» What needs to be done
Collect every line of the records below that contains the word "internet".

» Given data
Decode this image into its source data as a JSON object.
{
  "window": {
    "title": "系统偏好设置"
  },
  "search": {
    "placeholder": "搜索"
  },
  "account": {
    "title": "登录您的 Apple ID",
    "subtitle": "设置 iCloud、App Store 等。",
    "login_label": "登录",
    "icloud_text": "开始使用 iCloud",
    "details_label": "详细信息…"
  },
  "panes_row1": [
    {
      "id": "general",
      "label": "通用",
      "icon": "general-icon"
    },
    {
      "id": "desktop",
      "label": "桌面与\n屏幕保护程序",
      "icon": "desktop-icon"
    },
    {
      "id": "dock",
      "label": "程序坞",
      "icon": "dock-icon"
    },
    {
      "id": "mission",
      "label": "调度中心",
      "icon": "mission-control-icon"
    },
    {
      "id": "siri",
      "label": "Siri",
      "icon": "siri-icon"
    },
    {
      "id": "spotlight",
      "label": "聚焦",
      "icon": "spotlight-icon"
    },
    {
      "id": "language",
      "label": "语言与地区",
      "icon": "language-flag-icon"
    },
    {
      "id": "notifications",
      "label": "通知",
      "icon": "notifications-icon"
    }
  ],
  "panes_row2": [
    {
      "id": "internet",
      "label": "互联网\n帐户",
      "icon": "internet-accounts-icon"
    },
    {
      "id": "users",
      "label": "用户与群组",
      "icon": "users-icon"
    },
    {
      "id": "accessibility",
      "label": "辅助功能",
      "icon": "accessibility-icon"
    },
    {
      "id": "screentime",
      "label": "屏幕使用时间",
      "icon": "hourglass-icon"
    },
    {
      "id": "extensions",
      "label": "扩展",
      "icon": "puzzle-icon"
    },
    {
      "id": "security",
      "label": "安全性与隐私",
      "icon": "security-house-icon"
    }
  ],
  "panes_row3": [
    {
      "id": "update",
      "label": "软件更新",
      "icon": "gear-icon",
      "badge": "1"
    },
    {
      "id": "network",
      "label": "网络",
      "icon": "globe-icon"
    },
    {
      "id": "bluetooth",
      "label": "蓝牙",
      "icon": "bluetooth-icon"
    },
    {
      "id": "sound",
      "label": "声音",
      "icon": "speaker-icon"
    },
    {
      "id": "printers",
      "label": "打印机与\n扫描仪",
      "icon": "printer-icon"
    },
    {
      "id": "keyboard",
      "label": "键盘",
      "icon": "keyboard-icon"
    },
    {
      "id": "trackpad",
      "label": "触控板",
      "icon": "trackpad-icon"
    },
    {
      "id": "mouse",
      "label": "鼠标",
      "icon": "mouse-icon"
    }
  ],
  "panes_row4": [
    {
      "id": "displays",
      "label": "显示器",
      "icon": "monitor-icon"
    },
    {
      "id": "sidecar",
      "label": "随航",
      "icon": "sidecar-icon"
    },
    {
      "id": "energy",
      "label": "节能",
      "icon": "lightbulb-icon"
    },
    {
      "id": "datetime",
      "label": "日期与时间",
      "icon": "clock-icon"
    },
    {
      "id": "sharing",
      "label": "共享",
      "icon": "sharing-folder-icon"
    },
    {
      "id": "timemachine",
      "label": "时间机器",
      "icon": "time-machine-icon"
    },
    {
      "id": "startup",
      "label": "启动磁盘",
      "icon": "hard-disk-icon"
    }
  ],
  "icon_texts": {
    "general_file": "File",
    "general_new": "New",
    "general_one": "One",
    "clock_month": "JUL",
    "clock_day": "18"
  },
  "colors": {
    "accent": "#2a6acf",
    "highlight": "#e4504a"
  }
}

» Right answer
      "id": "internet",
      "icon": "internet-accounts-icon"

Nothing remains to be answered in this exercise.